Work to do :: Rewrite the rows below, replacing each occurrence of "legend-swatch" with "legend-marker" and leaving everything else unchanged.

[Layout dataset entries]
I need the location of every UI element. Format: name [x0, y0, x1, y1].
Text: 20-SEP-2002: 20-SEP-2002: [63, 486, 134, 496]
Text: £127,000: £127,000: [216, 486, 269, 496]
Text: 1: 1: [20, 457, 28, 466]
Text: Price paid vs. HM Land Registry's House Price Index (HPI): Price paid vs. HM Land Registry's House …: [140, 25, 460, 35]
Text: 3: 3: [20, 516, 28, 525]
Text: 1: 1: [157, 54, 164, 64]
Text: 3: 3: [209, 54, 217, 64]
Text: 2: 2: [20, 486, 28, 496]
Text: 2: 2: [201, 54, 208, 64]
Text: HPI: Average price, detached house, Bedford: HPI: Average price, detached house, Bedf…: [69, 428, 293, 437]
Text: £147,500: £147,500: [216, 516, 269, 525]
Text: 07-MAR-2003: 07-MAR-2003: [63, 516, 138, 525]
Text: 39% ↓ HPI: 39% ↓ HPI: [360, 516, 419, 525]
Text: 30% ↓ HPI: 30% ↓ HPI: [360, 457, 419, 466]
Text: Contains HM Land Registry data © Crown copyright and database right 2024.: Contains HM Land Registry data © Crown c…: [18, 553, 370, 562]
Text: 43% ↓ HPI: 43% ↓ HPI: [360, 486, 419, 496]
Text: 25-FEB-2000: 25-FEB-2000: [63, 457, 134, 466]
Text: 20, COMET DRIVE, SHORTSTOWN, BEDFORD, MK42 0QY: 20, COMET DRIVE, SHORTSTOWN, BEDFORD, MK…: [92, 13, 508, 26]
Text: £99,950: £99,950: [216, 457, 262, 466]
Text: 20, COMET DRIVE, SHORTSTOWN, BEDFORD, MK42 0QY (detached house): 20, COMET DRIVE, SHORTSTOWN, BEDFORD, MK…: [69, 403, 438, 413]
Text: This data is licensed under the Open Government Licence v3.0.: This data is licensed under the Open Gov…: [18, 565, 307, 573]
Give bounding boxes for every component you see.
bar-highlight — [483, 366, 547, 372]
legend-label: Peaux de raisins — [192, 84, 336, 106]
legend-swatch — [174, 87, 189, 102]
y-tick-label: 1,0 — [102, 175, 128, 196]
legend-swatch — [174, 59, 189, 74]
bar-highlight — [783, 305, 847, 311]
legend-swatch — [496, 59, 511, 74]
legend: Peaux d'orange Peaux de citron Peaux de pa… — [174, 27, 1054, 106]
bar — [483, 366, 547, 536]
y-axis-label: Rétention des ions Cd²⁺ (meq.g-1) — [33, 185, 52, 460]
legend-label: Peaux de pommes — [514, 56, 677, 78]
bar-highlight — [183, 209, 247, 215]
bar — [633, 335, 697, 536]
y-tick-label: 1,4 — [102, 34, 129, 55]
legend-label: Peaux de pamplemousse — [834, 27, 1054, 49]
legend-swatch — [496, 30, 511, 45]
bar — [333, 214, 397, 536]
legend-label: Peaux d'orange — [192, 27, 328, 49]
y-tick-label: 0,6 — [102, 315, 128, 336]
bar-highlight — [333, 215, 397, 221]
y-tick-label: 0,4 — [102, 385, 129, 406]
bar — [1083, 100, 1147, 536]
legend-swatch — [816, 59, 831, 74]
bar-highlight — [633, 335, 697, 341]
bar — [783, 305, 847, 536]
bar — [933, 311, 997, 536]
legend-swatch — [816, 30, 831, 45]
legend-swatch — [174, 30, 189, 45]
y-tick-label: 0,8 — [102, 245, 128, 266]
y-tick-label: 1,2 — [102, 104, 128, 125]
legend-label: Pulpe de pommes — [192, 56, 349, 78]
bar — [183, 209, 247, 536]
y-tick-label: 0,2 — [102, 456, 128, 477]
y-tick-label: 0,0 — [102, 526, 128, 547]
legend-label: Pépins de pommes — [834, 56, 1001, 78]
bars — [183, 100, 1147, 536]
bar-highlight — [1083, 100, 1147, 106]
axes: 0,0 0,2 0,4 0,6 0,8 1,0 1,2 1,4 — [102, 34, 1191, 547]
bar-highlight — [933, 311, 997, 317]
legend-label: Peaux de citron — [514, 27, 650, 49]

Exercise response ::
I need the location of every UI element. Format: name [x0, y0, x1, y1].
Text: 20-SEP-2002: 20-SEP-2002: [63, 486, 134, 496]
Text: £127,000: £127,000: [216, 486, 269, 496]
Text: 1: 1: [20, 457, 28, 466]
Text: Price paid vs. HM Land Registry's House Price Index (HPI): Price paid vs. HM Land Registry's House …: [140, 25, 460, 35]
Text: 3: 3: [20, 516, 28, 525]
Text: 1: 1: [157, 54, 164, 64]
Text: 3: 3: [209, 54, 217, 64]
Text: 2: 2: [20, 486, 28, 496]
Text: 2: 2: [201, 54, 208, 64]
Text: HPI: Average price, detached house, Bedford: HPI: Average price, detached house, Bedf…: [69, 428, 293, 437]
Text: £147,500: £147,500: [216, 516, 269, 525]
Text: 07-MAR-2003: 07-MAR-2003: [63, 516, 138, 525]
Text: 39% ↓ HPI: 39% ↓ HPI: [360, 516, 419, 525]
Text: 30% ↓ HPI: 30% ↓ HPI: [360, 457, 419, 466]
Text: Contains HM Land Registry data © Crown copyright and database right 2024.: Contains HM Land Registry data © Crown c…: [18, 553, 370, 562]
Text: 43% ↓ HPI: 43% ↓ HPI: [360, 486, 419, 496]
Text: 25-FEB-2000: 25-FEB-2000: [63, 457, 134, 466]
Text: 20, COMET DRIVE, SHORTSTOWN, BEDFORD, MK42 0QY: 20, COMET DRIVE, SHORTSTOWN, BEDFORD, MK…: [92, 13, 508, 26]
Text: £99,950: £99,950: [216, 457, 262, 466]
Text: 20, COMET DRIVE, SHORTSTOWN, BEDFORD, MK42 0QY (detached house): 20, COMET DRIVE, SHORTSTOWN, BEDFORD, MK…: [69, 403, 438, 413]
Text: This data is licensed under the Open Government Licence v3.0.: This data is licensed under the Open Gov…: [18, 565, 307, 573]
Give bounding boxes for every component you see.
bar-highlight — [483, 366, 547, 372]
legend-label: Peaux de raisins — [192, 84, 336, 106]
legend-marker — [174, 87, 189, 102]
y-tick-label: 1,0 — [102, 175, 128, 196]
legend-marker — [174, 59, 189, 74]
bar-highlight — [783, 305, 847, 311]
legend-marker — [496, 59, 511, 74]
legend: Peaux d'orange Peaux de citron Peaux de pa… — [174, 27, 1054, 106]
bar — [483, 366, 547, 536]
y-axis-label: Rétention des ions Cd²⁺ (meq.g-1) — [33, 185, 52, 460]
legend-label: Peaux de pommes — [514, 56, 677, 78]
bar-highlight — [183, 209, 247, 215]
bar — [633, 335, 697, 536]
y-tick-label: 1,4 — [102, 34, 129, 55]
legend-label: Peaux de pamplemousse — [834, 27, 1054, 49]
legend-marker — [496, 30, 511, 45]
bar — [333, 214, 397, 536]
legend-label: Peaux d'orange — [192, 27, 328, 49]
y-tick-label: 0,6 — [102, 315, 128, 336]
bar-highlight — [333, 215, 397, 221]
y-tick-label: 0,4 — [102, 385, 129, 406]
bar — [1083, 100, 1147, 536]
legend-marker — [816, 59, 831, 74]
bar-highlight — [633, 335, 697, 341]
bar — [783, 305, 847, 536]
bar — [933, 311, 997, 536]
legend-marker — [816, 30, 831, 45]
legend-marker — [174, 30, 189, 45]
y-tick-label: 0,8 — [102, 245, 128, 266]
y-tick-label: 1,2 — [102, 104, 128, 125]
legend-label: Pulpe de pommes — [192, 56, 349, 78]
bar — [183, 209, 247, 536]
y-tick-label: 0,2 — [102, 456, 128, 477]
y-tick-label: 0,0 — [102, 526, 128, 547]
legend-label: Pépins de pommes — [834, 56, 1001, 78]
bars — [183, 100, 1147, 536]
bar-highlight — [1083, 100, 1147, 106]
axes: 0,0 0,2 0,4 0,6 0,8 1,0 1,2 1,4 — [102, 34, 1191, 547]
bar-highlight — [933, 311, 997, 317]
legend-label: Peaux de citron — [514, 27, 650, 49]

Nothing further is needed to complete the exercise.